- Required task
Reproduce the records below in full and exactly, without their images.

[Dataset items]
----------------------------------------

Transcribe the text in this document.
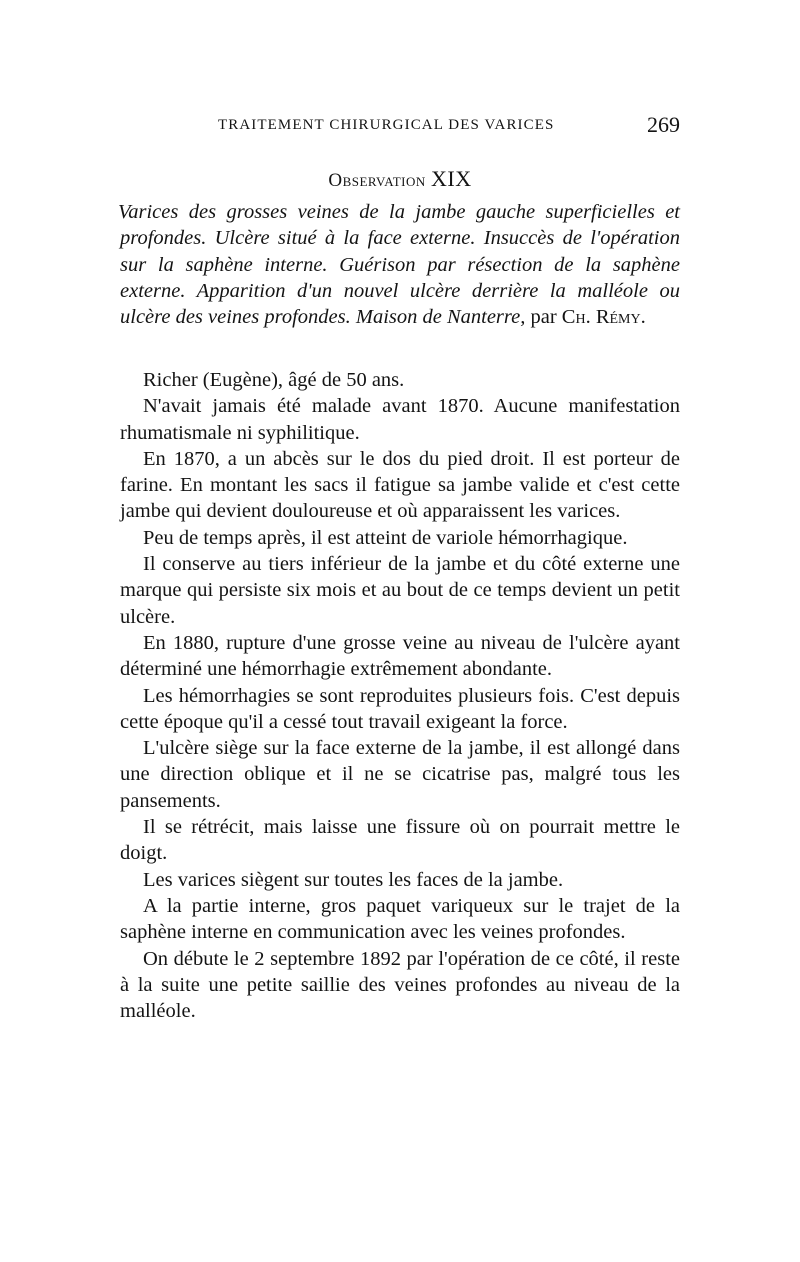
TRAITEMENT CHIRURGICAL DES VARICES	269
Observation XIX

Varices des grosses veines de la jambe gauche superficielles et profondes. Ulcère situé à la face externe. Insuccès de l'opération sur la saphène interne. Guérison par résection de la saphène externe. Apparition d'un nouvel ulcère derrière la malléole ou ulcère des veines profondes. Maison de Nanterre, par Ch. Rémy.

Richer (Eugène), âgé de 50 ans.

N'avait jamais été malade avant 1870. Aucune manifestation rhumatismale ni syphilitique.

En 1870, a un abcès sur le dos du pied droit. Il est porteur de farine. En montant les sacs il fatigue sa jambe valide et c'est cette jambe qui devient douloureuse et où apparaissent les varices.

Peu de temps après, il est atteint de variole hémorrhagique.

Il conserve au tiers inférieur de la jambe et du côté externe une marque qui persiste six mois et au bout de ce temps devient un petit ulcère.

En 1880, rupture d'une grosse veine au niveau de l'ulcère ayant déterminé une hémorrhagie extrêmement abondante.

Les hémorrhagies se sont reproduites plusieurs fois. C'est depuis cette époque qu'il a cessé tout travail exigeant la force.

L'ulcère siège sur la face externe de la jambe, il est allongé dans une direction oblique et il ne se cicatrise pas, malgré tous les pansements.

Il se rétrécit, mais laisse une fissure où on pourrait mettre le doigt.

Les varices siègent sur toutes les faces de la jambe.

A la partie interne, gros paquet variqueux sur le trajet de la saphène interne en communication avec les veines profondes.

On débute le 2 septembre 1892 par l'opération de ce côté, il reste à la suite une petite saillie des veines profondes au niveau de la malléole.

----------------------------------------

- Final answer
Transcribe the text in this document.
TRAITEMENT CHIRURGICAL DES VARICES	269
Observation XIX

Varices des grosses veines de la jambe gauche superficielles et profondes. Ulcère situé à la face externe. Insuccès de l'opération sur la saphène interne. Guérison par résection de la saphène externe. Apparition d'un nouvel ulcère derrière la malléole ou ulcère des veines profondes. Maison de Nanterre, par Ch. Rémy.

Richer (Eugène), âgé de 50 ans.

N'avait jamais été malade avant 1870. Aucune manifestation rhumatismale ni syphilitique.

En 1870, a un abcès sur le dos du pied droit. Il est porteur de farine. En montant les sacs il fatigue sa jambe valide et c'est cette jambe qui devient douloureuse et où apparaissent les varices.

Peu de temps après, il est atteint de variole hémorrhagique.

Il conserve au tiers inférieur de la jambe et du côté externe une marque qui persiste six mois et au bout de ce temps devient un petit ulcère.

En 1880, rupture d'une grosse veine au niveau de l'ulcère ayant déterminé une hémorrhagie extrêmement abondante.

Les hémorrhagies se sont reproduites plusieurs fois. C'est depuis cette époque qu'il a cessé tout travail exigeant la force.

L'ulcère siège sur la face externe de la jambe, il est allongé dans une direction oblique et il ne se cicatrise pas, malgré tous les pansements.

Il se rétrécit, mais laisse une fissure où on pourrait mettre le doigt.

Les varices siègent sur toutes les faces de la jambe.

A la partie interne, gros paquet variqueux sur le trajet de la saphène interne en communication avec les veines profondes.

On débute le 2 septembre 1892 par l'opération de ce côté, il reste à la suite une petite saillie des veines profondes au niveau de la malléole.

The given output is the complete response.